→ Extracted data entries

= = = = = = =

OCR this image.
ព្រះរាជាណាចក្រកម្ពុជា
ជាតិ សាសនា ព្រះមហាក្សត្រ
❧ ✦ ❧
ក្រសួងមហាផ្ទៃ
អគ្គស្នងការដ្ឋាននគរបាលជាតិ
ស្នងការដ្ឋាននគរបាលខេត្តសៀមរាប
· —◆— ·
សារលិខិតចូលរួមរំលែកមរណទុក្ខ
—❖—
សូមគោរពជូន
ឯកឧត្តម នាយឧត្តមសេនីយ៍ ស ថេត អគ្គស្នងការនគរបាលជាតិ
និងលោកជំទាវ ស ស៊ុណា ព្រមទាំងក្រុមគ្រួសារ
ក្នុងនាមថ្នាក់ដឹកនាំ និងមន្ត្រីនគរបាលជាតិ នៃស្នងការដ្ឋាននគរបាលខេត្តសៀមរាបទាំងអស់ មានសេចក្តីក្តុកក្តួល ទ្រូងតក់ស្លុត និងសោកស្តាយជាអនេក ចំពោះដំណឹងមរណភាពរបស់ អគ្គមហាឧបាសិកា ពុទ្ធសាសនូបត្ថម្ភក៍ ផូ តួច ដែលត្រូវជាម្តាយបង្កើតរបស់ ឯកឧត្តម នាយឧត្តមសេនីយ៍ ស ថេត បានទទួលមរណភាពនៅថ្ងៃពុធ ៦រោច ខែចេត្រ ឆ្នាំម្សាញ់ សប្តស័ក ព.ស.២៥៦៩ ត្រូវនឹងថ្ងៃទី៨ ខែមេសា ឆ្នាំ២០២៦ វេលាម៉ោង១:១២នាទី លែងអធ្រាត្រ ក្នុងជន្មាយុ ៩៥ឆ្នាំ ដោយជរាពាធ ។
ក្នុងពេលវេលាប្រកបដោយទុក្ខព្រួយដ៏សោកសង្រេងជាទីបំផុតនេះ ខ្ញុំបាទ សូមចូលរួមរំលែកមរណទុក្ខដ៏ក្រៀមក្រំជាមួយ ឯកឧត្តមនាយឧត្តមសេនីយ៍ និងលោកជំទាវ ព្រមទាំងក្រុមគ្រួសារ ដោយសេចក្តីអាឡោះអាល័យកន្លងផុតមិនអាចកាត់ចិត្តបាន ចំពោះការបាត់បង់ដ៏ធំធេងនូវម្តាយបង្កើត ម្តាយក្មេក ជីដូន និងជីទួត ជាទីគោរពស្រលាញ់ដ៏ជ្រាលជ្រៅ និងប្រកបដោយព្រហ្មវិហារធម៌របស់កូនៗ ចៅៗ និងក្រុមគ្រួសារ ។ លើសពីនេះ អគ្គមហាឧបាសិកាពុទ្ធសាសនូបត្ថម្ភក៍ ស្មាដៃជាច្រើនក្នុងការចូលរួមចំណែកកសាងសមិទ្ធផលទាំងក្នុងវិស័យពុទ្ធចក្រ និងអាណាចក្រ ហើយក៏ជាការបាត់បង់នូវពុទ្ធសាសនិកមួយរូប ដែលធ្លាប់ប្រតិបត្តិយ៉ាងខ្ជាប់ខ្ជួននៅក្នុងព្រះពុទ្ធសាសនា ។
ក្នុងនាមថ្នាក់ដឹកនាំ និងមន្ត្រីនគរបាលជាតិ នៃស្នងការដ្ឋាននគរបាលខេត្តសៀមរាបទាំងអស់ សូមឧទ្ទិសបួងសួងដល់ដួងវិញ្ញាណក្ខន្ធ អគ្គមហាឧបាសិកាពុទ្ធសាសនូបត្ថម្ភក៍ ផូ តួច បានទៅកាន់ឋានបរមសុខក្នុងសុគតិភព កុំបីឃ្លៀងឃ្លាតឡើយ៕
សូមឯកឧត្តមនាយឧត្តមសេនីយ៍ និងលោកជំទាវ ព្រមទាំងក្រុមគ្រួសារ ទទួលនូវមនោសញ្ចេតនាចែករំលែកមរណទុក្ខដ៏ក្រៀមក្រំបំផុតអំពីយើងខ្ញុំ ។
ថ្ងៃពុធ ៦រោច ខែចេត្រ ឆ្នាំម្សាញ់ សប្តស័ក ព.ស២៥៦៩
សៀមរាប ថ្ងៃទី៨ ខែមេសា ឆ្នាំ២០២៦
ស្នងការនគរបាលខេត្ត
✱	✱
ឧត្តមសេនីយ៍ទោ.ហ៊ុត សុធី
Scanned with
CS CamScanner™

= = = = = = =

→ EXERCISE BRIEF
Keep only the lines that hold the string "រនគរប", and copy them out.

→ OUTPUT OF THE EXERCISE
ឯកឧត្តម នាយឧត្តមសេនីយ៍ ស ថេត អគ្គស្នងការនគរបាលជាតិ
ស្នងការនគរបាលខេត្ត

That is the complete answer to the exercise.